Recorded data:
——
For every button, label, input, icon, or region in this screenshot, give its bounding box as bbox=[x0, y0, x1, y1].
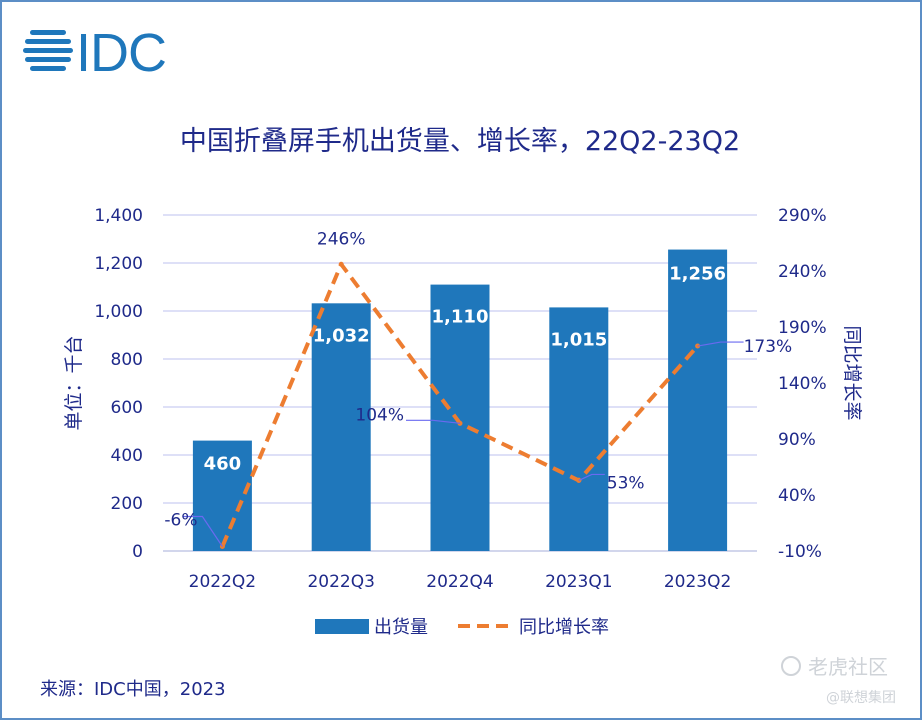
leader-line bbox=[697, 341, 744, 347]
bar-value-label: 1,032 bbox=[313, 325, 370, 346]
chart-title: 中国折叠屏手机出货量、增长率，22Q2-23Q2 bbox=[180, 126, 740, 157]
y2-axis-title: 同比增长率 bbox=[841, 325, 863, 420]
bar-2023Q2 bbox=[668, 249, 728, 551]
line-value-label: 104% bbox=[355, 405, 404, 425]
bar-2022Q2 bbox=[192, 440, 252, 551]
y-tick-label: 1,000 bbox=[94, 302, 143, 322]
bar-value-label: 1,256 bbox=[669, 264, 726, 285]
y-tick-label: 600 bbox=[111, 398, 143, 418]
line-value-label: 246% bbox=[317, 229, 366, 249]
bar-value-label: 460 bbox=[204, 454, 242, 475]
bar-series: 460 1,032 1,110 1,015 1,256 bbox=[192, 249, 728, 551]
y2-tick-label: 40% bbox=[778, 486, 816, 506]
y-tick-label: 200 bbox=[111, 494, 143, 514]
x-tick-label: 2022Q4 bbox=[426, 572, 493, 592]
x-tick-label: 2023Q2 bbox=[664, 572, 731, 592]
y-tick-label: 1,400 bbox=[94, 206, 143, 226]
legend-swatch-bar bbox=[315, 619, 369, 634]
legend: 出货量 同比增长率 bbox=[315, 617, 609, 638]
bar-2022Q3 bbox=[311, 303, 371, 551]
x-tick-label: 2022Q3 bbox=[307, 572, 374, 592]
y-tick-label: 800 bbox=[111, 350, 143, 370]
x-tick-label: 2022Q2 bbox=[189, 572, 256, 592]
line-point bbox=[338, 261, 344, 267]
y2-tick-label: 140% bbox=[778, 374, 827, 394]
y2-tick-label: 240% bbox=[778, 262, 827, 282]
legend-label-bar: 出货量 bbox=[374, 617, 428, 638]
line-value-label: -6% bbox=[164, 511, 197, 531]
x-axis-ticks: 2022Q2 2022Q3 2022Q4 2023Q1 2023Q2 bbox=[189, 572, 732, 592]
right-axis-ticks: -10% 40% 90% 140% 190% 240% 290% bbox=[778, 206, 827, 562]
line-value-label: 53% bbox=[607, 473, 645, 493]
left-axis-ticks: 0 200 400 600 800 1,000 1,200 1,400 bbox=[94, 206, 143, 562]
watermark: 老虎社区 @联想集团 bbox=[781, 655, 896, 706]
leader-line bbox=[406, 419, 461, 424]
y2-tick-label: 190% bbox=[778, 318, 827, 338]
source-note: 来源：IDC中国，2023 bbox=[40, 679, 226, 700]
watermark-sub: @联想集团 bbox=[826, 689, 896, 706]
y2-tick-label: -10% bbox=[778, 542, 822, 562]
idc-logo: IDC bbox=[23, 23, 167, 78]
x-tick-label: 2023Q1 bbox=[545, 572, 612, 592]
leader-line bbox=[182, 515, 223, 547]
leader-line bbox=[578, 473, 605, 481]
y2-tick-label: 90% bbox=[778, 430, 816, 450]
y-tick-label: 400 bbox=[111, 446, 143, 466]
globe-icon bbox=[23, 30, 73, 71]
line-value-label: 173% bbox=[744, 337, 793, 357]
y-tick-label: 1,200 bbox=[94, 254, 143, 274]
y-axis-title: 单位：千台 bbox=[63, 335, 85, 430]
watermark-main: 老虎社区 bbox=[808, 655, 888, 679]
tiger-icon bbox=[781, 656, 801, 676]
line-series: -6% 246% 104% 53% 173% bbox=[164, 229, 793, 550]
y-tick-label: 0 bbox=[132, 542, 143, 562]
logo-text: IDC bbox=[76, 23, 166, 78]
y2-tick-label: 290% bbox=[778, 206, 827, 226]
bar-2022Q4 bbox=[430, 284, 490, 551]
bar-2023Q1 bbox=[549, 307, 609, 551]
bar-value-label: 1,110 bbox=[432, 307, 489, 328]
legend-label-line: 同比增长率 bbox=[519, 617, 609, 638]
bar-value-label: 1,015 bbox=[550, 329, 607, 350]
——
* Work to do *
Reproduce the records above verbatim, omitting the pictures.

* The output *
For every button, label, input, icon, or region in this screenshot, give its bounding box as bbox=[x0, y0, x1, y1].
leader-line bbox=[697, 341, 744, 347]
bar-value-label: 1,032 bbox=[313, 325, 370, 346]
chart-title: 中国折叠屏手机出货量、增长率，22Q2-23Q2 bbox=[180, 126, 740, 157]
y2-axis-title: 同比增长率 bbox=[841, 325, 863, 420]
bar-2023Q2 bbox=[668, 249, 728, 551]
line-value-label: 104% bbox=[355, 405, 404, 425]
bar-2022Q2 bbox=[192, 440, 252, 551]
y-tick-label: 1,000 bbox=[94, 302, 143, 322]
bar-value-label: 1,256 bbox=[669, 264, 726, 285]
y-tick-label: 600 bbox=[111, 398, 143, 418]
line-value-label: 246% bbox=[317, 229, 366, 249]
bar-value-label: 460 bbox=[204, 454, 242, 475]
bar-series: 460 1,032 1,110 1,015 1,256 bbox=[192, 249, 728, 551]
y2-tick-label: 40% bbox=[778, 486, 816, 506]
y-tick-label: 200 bbox=[111, 494, 143, 514]
x-tick-label: 2022Q4 bbox=[426, 572, 493, 592]
x-tick-label: 2023Q2 bbox=[664, 572, 731, 592]
y-tick-label: 1,400 bbox=[94, 206, 143, 226]
legend-swatch-bar bbox=[315, 619, 369, 634]
legend: 出货量 同比增长率 bbox=[315, 617, 609, 638]
bar-2022Q3 bbox=[311, 303, 371, 551]
x-tick-label: 2022Q3 bbox=[307, 572, 374, 592]
y-tick-label: 800 bbox=[111, 350, 143, 370]
x-tick-label: 2022Q2 bbox=[189, 572, 256, 592]
line-point bbox=[338, 261, 344, 267]
y2-tick-label: 140% bbox=[778, 374, 827, 394]
y2-tick-label: 240% bbox=[778, 262, 827, 282]
legend-label-bar: 出货量 bbox=[374, 617, 428, 638]
line-value-label: -6% bbox=[164, 511, 197, 531]
x-axis-ticks: 2022Q2 2022Q3 2022Q4 2023Q1 2023Q2 bbox=[189, 572, 732, 592]
right-axis-ticks: -10% 40% 90% 140% 190% 240% 290% bbox=[778, 206, 827, 562]
line-value-label: 53% bbox=[607, 473, 645, 493]
left-axis-ticks: 0 200 400 600 800 1,000 1,200 1,400 bbox=[94, 206, 143, 562]
watermark: 老虎社区 @联想集团 bbox=[781, 655, 896, 706]
leader-line bbox=[406, 419, 461, 424]
y2-tick-label: 190% bbox=[778, 318, 827, 338]
source-note: 来源：IDC中国，2023 bbox=[40, 679, 226, 700]
watermark-sub: @联想集团 bbox=[826, 689, 896, 706]
y2-tick-label: -10% bbox=[778, 542, 822, 562]
idc-logo: IDC bbox=[23, 23, 167, 78]
x-tick-label: 2023Q1 bbox=[545, 572, 612, 592]
leader-line bbox=[182, 515, 223, 547]
leader-line bbox=[578, 473, 605, 481]
y2-tick-label: 90% bbox=[778, 430, 816, 450]
y-tick-label: 400 bbox=[111, 446, 143, 466]
globe-icon bbox=[23, 30, 73, 71]
line-value-label: 173% bbox=[744, 337, 793, 357]
y-tick-label: 1,200 bbox=[94, 254, 143, 274]
y-axis-title: 单位：千台 bbox=[63, 335, 85, 430]
watermark-main: 老虎社区 bbox=[808, 655, 888, 679]
tiger-icon bbox=[781, 656, 801, 676]
line-series: -6% 246% 104% 53% 173% bbox=[164, 229, 793, 550]
y-tick-label: 0 bbox=[132, 542, 143, 562]
logo-text: IDC bbox=[76, 23, 166, 78]
y2-tick-label: 290% bbox=[778, 206, 827, 226]
bar-2022Q4 bbox=[430, 284, 490, 551]
bar-2023Q1 bbox=[549, 307, 609, 551]
bar-value-label: 1,110 bbox=[432, 307, 489, 328]
legend-label-line: 同比增长率 bbox=[519, 617, 609, 638]
bar-value-label: 1,015 bbox=[550, 329, 607, 350]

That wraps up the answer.